What you should do
Set down each record below precisely, skipping the pictures.

╭─ Input data

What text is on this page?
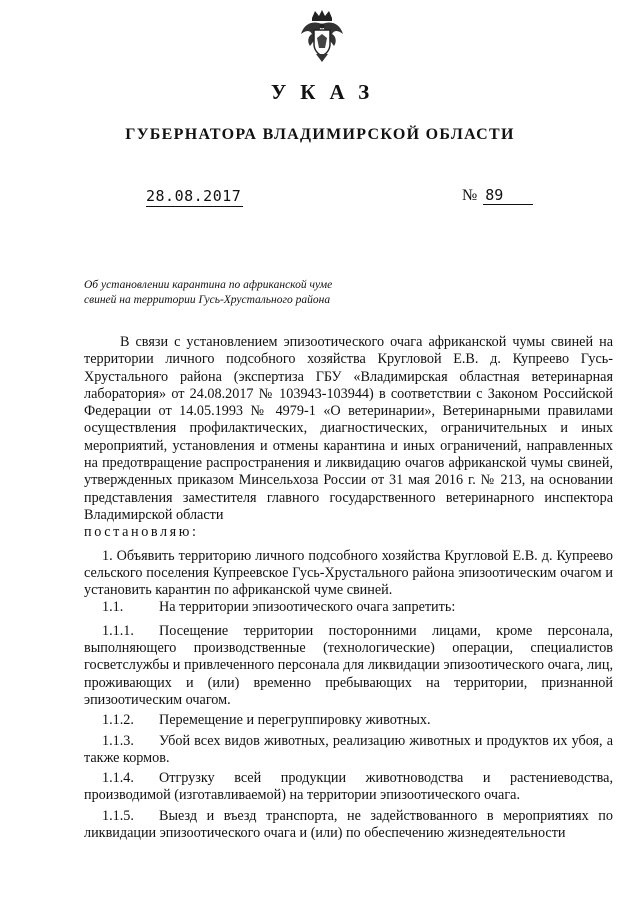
УКАЗ
ГУБЕРНАТОРА ВЛАДИМИРСКОЙ ОБЛАСТИ
28.08.2017	№ 89
Об установлении карантина по африканской чуме
свиней на территории Гусь-Хрустального района

В связи с установлением эпизоотического очага африканской чумы свиней на территории личного подсобного хозяйства Кругловой Е.В. д. Купреево Гусь-Хрустального района (экспертиза ГБУ «Владимирская областная ветеринарная лаборатория» от 24.08.2017 № 103943-103944) в соответствии с Законом Российской Федерации от 14.05.1993 № 4979-1 «О ветеринарии», Ветеринарными правилами осуществления профилактических, диагностических, ограничительных и иных мероприятий, установления и отмены карантина и иных ограничений, направленных на предотвращение распространения и ликвидацию очагов африканской чумы свиней, утвержденных приказом Минсельхоза России от 31 мая 2016 г. № 213, на основании представления заместителя главного государственного ветеринарного инспектора Владимирской области

постановляю:

1. Объявить территорию личного подсобного хозяйства Кругловой Е.В. д. Купреево сельского поселения Купреевское Гусь-Хрустального района эпизоотическим очагом и установить карантин по африканской чуме свиней.

1.1.	На территории эпизоотического очага запретить:

1.1.1. Посещение территории посторонними лицами, кроме персонала, выполняющего производственные (технологические) операции, специалистов госветслужбы и привлеченного персонала для ликвидации эпизоотического очага, лиц, проживающих и (или) временно пребывающих на территории, признанной эпизоотическим очагом.

1.1.2. Перемещение и перегруппировку животных.

1.1.3. Убой всех видов животных, реализацию животных и продуктов их убоя, а также кормов.

1.1.4. Отгрузку всей продукции животноводства и растениеводства, производимой (изготавливаемой) на территории эпизоотического очага.

1.1.5. Выезд и въезд транспорта, не задействованного в мероприятиях по ликвидации эпизоотического очага и (или) по обеспечению жизнедеятельности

╰─

Response to this task
What text is on this page?
УКАЗ
ГУБЕРНАТОРА ВЛАДИМИРСКОЙ ОБЛАСТИ
28.08.2017	№ 89
Об установлении карантина по африканской чуме
свиней на территории Гусь-Хрустального района

В связи с установлением эпизоотического очага африканской чумы свиней на территории личного подсобного хозяйства Кругловой Е.В. д. Купреево Гусь-Хрустального района (экспертиза ГБУ «Владимирская областная ветеринарная лаборатория» от 24.08.2017 № 103943-103944) в соответствии с Законом Российской Федерации от 14.05.1993 № 4979-1 «О ветеринарии», Ветеринарными правилами осуществления профилактических, диагностических, ограничительных и иных мероприятий, установления и отмены карантина и иных ограничений, направленных на предотвращение распространения и ликвидацию очагов африканской чумы свиней, утвержденных приказом Минсельхоза России от 31 мая 2016 г. № 213, на основании представления заместителя главного государственного ветеринарного инспектора Владимирской области

постановляю:

1. Объявить территорию личного подсобного хозяйства Кругловой Е.В. д. Купреево сельского поселения Купреевское Гусь-Хрустального района эпизоотическим очагом и установить карантин по африканской чуме свиней.

1.1.	На территории эпизоотического очага запретить:

1.1.1. Посещение территории посторонними лицами, кроме персонала, выполняющего производственные (технологические) операции, специалистов госветслужбы и привлеченного персонала для ликвидации эпизоотического очага, лиц, проживающих и (или) временно пребывающих на территории, признанной эпизоотическим очагом.

1.1.2. Перемещение и перегруппировку животных.

1.1.3. Убой всех видов животных, реализацию животных и продуктов их убоя, а также кормов.

1.1.4. Отгрузку всей продукции животноводства и растениеводства, производимой (изготавливаемой) на территории эпизоотического очага.

1.1.5. Выезд и въезд транспорта, не задействованного в мероприятиях по ликвидации эпизоотического очага и (или) по обеспечению жизнедеятельности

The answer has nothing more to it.